# [REQUEST]
Write out all the entries word for word and omit any pictures.

# [EXERCISE MATERIAL]
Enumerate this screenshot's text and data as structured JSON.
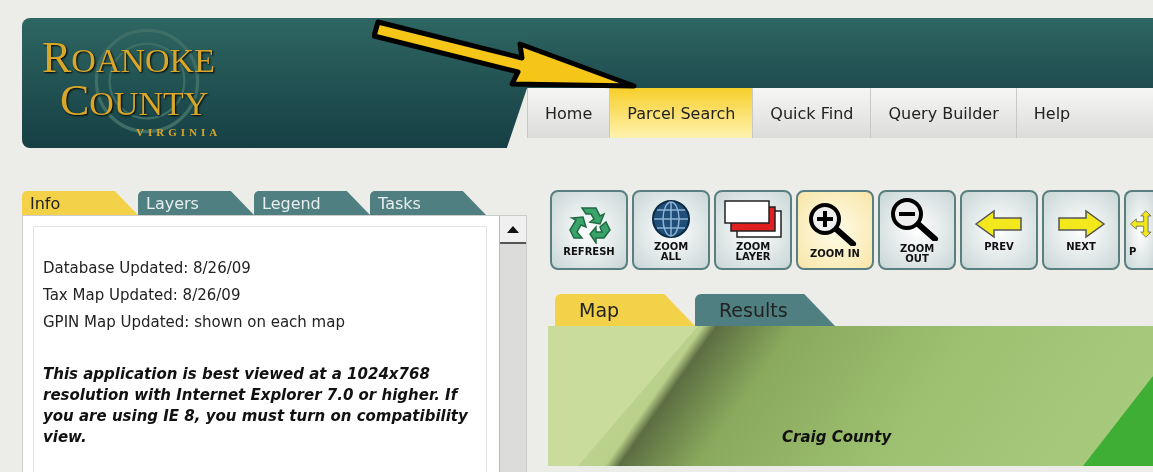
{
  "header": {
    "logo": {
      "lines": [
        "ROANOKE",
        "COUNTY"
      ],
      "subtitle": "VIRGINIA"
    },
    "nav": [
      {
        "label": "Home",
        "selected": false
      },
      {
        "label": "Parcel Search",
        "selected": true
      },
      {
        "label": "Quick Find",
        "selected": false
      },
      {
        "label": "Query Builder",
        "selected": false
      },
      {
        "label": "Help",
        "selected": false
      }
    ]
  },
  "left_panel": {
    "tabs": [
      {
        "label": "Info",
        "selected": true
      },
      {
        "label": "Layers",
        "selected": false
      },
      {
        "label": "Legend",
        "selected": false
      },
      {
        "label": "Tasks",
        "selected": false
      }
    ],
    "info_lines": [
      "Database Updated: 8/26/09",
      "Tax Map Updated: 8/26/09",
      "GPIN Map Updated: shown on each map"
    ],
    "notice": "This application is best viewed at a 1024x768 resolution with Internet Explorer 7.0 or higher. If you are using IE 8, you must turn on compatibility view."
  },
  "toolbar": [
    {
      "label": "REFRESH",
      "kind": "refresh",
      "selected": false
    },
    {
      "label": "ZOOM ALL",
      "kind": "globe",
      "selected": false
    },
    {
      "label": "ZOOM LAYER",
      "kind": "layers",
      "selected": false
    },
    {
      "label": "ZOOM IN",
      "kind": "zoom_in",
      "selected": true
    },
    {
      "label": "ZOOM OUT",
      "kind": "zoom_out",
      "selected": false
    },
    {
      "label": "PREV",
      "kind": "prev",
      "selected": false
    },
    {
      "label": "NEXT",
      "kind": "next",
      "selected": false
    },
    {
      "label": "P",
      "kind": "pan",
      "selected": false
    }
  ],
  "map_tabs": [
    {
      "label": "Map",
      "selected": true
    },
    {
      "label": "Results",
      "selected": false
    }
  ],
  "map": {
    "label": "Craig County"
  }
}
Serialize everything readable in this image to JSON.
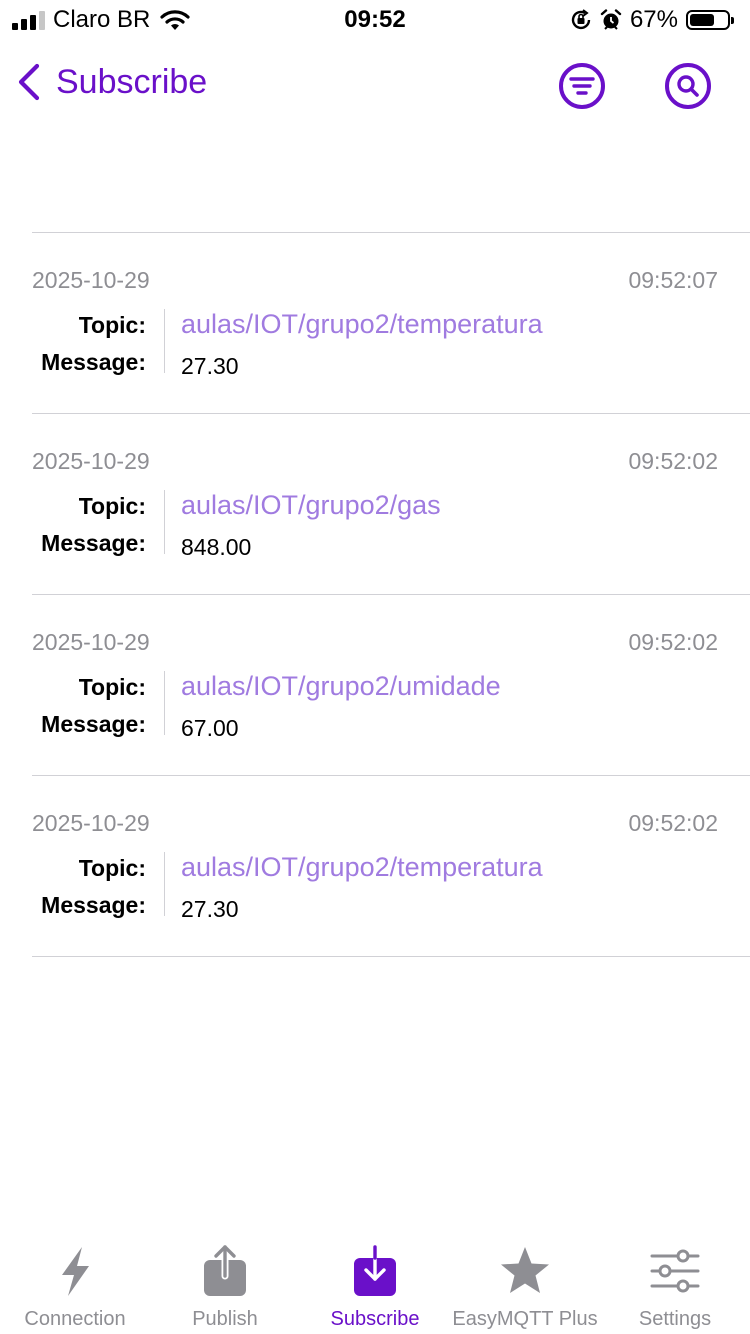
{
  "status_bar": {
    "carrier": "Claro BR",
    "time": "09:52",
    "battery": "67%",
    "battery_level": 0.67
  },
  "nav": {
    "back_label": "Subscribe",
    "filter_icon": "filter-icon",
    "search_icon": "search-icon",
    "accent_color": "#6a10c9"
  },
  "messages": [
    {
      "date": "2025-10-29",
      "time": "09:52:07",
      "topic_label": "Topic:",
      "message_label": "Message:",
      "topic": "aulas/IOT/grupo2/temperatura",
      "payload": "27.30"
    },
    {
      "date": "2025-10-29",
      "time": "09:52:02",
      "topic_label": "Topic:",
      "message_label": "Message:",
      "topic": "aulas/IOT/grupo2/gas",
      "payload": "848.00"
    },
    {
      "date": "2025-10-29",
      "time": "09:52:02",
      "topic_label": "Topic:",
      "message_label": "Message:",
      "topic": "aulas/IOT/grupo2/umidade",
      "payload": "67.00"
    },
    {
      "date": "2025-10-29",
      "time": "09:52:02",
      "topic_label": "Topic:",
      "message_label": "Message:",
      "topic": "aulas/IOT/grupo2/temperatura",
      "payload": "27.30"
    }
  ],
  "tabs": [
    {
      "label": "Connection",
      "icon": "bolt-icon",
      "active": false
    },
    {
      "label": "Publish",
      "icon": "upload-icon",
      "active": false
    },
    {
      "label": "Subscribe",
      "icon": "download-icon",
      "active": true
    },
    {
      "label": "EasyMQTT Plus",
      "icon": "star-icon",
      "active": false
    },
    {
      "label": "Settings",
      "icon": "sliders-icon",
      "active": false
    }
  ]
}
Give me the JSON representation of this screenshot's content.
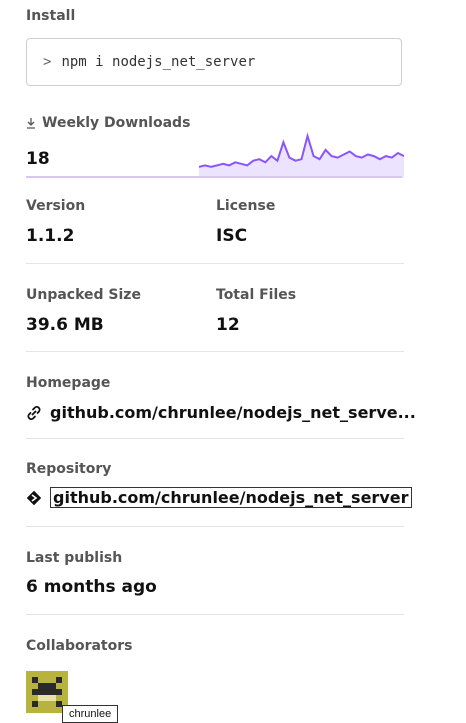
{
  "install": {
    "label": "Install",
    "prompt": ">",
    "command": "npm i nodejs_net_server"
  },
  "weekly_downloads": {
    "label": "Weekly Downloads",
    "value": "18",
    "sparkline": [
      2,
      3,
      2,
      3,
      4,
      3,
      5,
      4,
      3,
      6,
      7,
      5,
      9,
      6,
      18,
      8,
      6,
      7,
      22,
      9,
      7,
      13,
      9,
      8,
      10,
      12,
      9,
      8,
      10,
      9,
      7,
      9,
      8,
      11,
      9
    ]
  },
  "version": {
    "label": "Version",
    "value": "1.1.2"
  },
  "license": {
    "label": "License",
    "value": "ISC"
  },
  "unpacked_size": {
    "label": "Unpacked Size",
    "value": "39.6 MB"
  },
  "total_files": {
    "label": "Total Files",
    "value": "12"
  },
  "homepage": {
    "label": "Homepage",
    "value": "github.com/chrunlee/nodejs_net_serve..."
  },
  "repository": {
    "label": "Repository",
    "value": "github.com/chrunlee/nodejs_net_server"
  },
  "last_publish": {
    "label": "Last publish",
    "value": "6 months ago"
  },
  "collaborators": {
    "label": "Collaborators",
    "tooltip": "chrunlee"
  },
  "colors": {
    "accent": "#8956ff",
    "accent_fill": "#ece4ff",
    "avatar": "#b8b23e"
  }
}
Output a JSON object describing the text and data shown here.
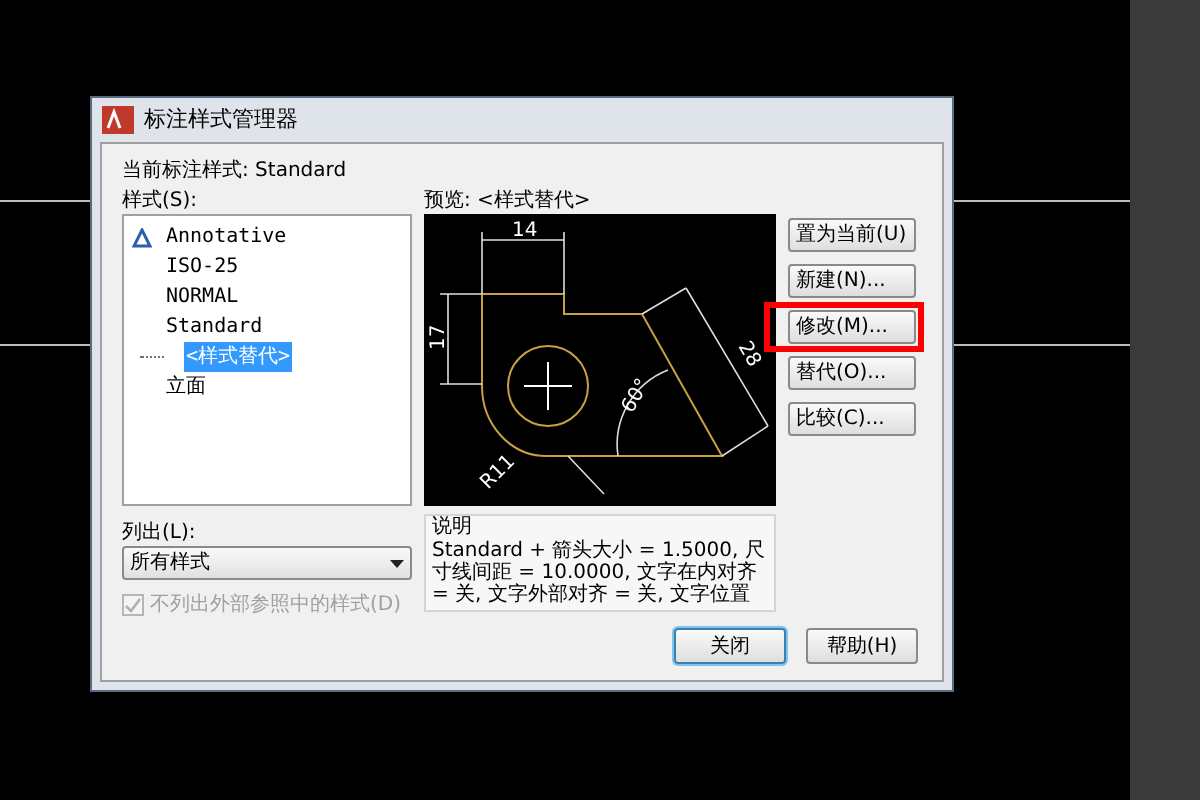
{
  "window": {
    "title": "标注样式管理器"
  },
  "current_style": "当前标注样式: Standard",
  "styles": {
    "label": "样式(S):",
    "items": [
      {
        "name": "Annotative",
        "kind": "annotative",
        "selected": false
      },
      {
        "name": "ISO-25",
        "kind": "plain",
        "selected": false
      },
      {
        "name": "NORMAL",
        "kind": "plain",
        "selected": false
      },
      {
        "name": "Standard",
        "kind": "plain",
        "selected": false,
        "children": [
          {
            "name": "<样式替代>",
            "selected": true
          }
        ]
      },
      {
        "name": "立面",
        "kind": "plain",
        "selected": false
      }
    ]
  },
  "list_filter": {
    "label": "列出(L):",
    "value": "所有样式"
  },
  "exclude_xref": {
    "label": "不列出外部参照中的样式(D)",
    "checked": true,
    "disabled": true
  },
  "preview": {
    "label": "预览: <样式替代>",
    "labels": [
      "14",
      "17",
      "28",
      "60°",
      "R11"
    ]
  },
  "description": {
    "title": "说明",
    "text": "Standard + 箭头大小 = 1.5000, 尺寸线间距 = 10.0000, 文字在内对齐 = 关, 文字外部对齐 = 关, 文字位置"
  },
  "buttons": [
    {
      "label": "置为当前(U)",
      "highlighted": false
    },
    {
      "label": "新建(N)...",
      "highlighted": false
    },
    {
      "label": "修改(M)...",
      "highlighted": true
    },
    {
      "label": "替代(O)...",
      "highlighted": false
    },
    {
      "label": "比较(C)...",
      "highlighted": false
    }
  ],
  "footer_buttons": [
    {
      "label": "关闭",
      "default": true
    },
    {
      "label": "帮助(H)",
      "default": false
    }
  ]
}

# [TASK OUTPUT]
Enumerate this screenshot's text and data as structured JSON.
{
  "header": {
    "logo": {
      "lines": [
        "ROANOKE",
        "COUNTY"
      ],
      "subtitle": "VIRGINIA"
    },
    "nav": [
      {
        "label": "Home",
        "selected": false
      },
      {
        "label": "Parcel Search",
        "selected": true
      },
      {
        "label": "Quick Find",
        "selected": false
      },
      {
        "label": "Query Builder",
        "selected": false
      },
      {
        "label": "Help",
        "selected": false
      }
    ]
  },
  "left_panel": {
    "tabs": [
      {
        "label": "Info",
        "selected": true
      },
      {
        "label": "Layers",
        "selected": false
      },
      {
        "label": "Legend",
        "selected": false
      },
      {
        "label": "Tasks",
        "selected": false
      }
    ],
    "info_lines": [
      "Database Updated: 8/26/09",
      "Tax Map Updated: 8/26/09",
      "GPIN Map Updated: shown on each map"
    ],
    "notice": "This application is best viewed at a 1024x768 resolution with Internet Explorer 7.0 or higher. If you are using IE 8, you must turn on compatibility view."
  },
  "toolbar": [
    {
      "label": "REFRESH",
      "kind": "refresh",
      "selected": false
    },
    {
      "label": "ZOOM ALL",
      "kind": "globe",
      "selected": false
    },
    {
      "label": "ZOOM LAYER",
      "kind": "layers",
      "selected": false
    },
    {
      "label": "ZOOM IN",
      "kind": "zoom_in",
      "selected": true
    },
    {
      "label": "ZOOM OUT",
      "kind": "zoom_out",
      "selected": false
    },
    {
      "label": "PREV",
      "kind": "prev",
      "selected": false
    },
    {
      "label": "NEXT",
      "kind": "next",
      "selected": false
    },
    {
      "label": "P",
      "kind": "pan",
      "selected": false
    }
  ],
  "map_tabs": [
    {
      "label": "Map",
      "selected": true
    },
    {
      "label": "Results",
      "selected": false
    }
  ],
  "map": {
    "label": "Craig County"
  }
}
Serialize everything readable in this image to JSON.
{
  "status_bar": {
    "carrier": "Claro BR",
    "time": "09:52",
    "battery": "67%",
    "battery_level": 0.67
  },
  "nav": {
    "back_label": "Subscribe",
    "filter_icon": "filter-icon",
    "search_icon": "search-icon",
    "accent_color": "#6a10c9"
  },
  "messages": [
    {
      "date": "2025-10-29",
      "time": "09:52:07",
      "topic_label": "Topic:",
      "message_label": "Message:",
      "topic": "aulas/IOT/grupo2/temperatura",
      "payload": "27.30"
    },
    {
      "date": "2025-10-29",
      "time": "09:52:02",
      "topic_label": "Topic:",
      "message_label": "Message:",
      "topic": "aulas/IOT/grupo2/gas",
      "payload": "848.00"
    },
    {
      "date": "2025-10-29",
      "time": "09:52:02",
      "topic_label": "Topic:",
      "message_label": "Message:",
      "topic": "aulas/IOT/grupo2/umidade",
      "payload": "67.00"
    },
    {
      "date": "2025-10-29",
      "time": "09:52:02",
      "topic_label": "Topic:",
      "message_label": "Message:",
      "topic": "aulas/IOT/grupo2/temperatura",
      "payload": "27.30"
    }
  ],
  "tabs": [
    {
      "label": "Connection",
      "icon": "bolt-icon",
      "active": false
    },
    {
      "label": "Publish",
      "icon": "upload-icon",
      "active": false
    },
    {
      "label": "Subscribe",
      "icon": "download-icon",
      "active": true
    },
    {
      "label": "EasyMQTT Plus",
      "icon": "star-icon",
      "active": false
    },
    {
      "label": "Settings",
      "icon": "sliders-icon",
      "active": false
    }
  ]
}
Give me the JSON representation of this screenshot's content.
{
  "install": {
    "label": "Install",
    "prompt": ">",
    "command": "npm i nodejs_net_server"
  },
  "weekly_downloads": {
    "label": "Weekly Downloads",
    "value": "18",
    "sparkline": [
      2,
      3,
      2,
      3,
      4,
      3,
      5,
      4,
      3,
      6,
      7,
      5,
      9,
      6,
      18,
      8,
      6,
      7,
      22,
      9,
      7,
      13,
      9,
      8,
      10,
      12,
      9,
      8,
      10,
      9,
      7,
      9,
      8,
      11,
      9
    ]
  },
  "version": {
    "label": "Version",
    "value": "1.1.2"
  },
  "license": {
    "label": "License",
    "value": "ISC"
  },
  "unpacked_size": {
    "label": "Unpacked Size",
    "value": "39.6 MB"
  },
  "total_files": {
    "label": "Total Files",
    "value": "12"
  },
  "homepage": {
    "label": "Homepage",
    "value": "github.com/chrunlee/nodejs_net_serve..."
  },
  "repository": {
    "label": "Repository",
    "value": "github.com/chrunlee/nodejs_net_server"
  },
  "last_publish": {
    "label": "Last publish",
    "value": "6 months ago"
  },
  "collaborators": {
    "label": "Collaborators",
    "tooltip": "chrunlee"
  },
  "colors": {
    "accent": "#8956ff",
    "accent_fill": "#ece4ff",
    "avatar": "#b8b23e"
  }
}
Output a JSON object describing the text and data shown here.
{
  "window": {
    "title": "标注样式管理器"
  },
  "current_style": "当前标注样式: Standard",
  "styles": {
    "label": "样式(S):",
    "items": [
      {
        "name": "Annotative",
        "kind": "annotative",
        "selected": false
      },
      {
        "name": "ISO-25",
        "kind": "plain",
        "selected": false
      },
      {
        "name": "NORMAL",
        "kind": "plain",
        "selected": false
      },
      {
        "name": "Standard",
        "kind": "plain",
        "selected": false,
        "children": [
          {
            "name": "<样式替代>",
            "selected": true
          }
        ]
      },
      {
        "name": "立面",
        "kind": "plain",
        "selected": false
      }
    ]
  },
  "list_filter": {
    "label": "列出(L):",
    "value": "所有样式"
  },
  "exclude_xref": {
    "label": "不列出外部参照中的样式(D)",
    "checked": true,
    "disabled": true
  },
  "preview": {
    "label": "预览: <样式替代>",
    "labels": [
      "14",
      "17",
      "28",
      "60°",
      "R11"
    ]
  },
  "description": {
    "title": "说明",
    "text": "Standard + 箭头大小 = 1.5000, 尺寸线间距 = 10.0000, 文字在内对齐 = 关, 文字外部对齐 = 关, 文字位置"
  },
  "buttons": [
    {
      "label": "置为当前(U)",
      "highlighted": false
    },
    {
      "label": "新建(N)...",
      "highlighted": false
    },
    {
      "label": "修改(M)...",
      "highlighted": true
    },
    {
      "label": "替代(O)...",
      "highlighted": false
    },
    {
      "label": "比较(C)...",
      "highlighted": false
    }
  ],
  "footer_buttons": [
    {
      "label": "关闭",
      "default": true
    },
    {
      "label": "帮助(H)",
      "default": false
    }
  ]
}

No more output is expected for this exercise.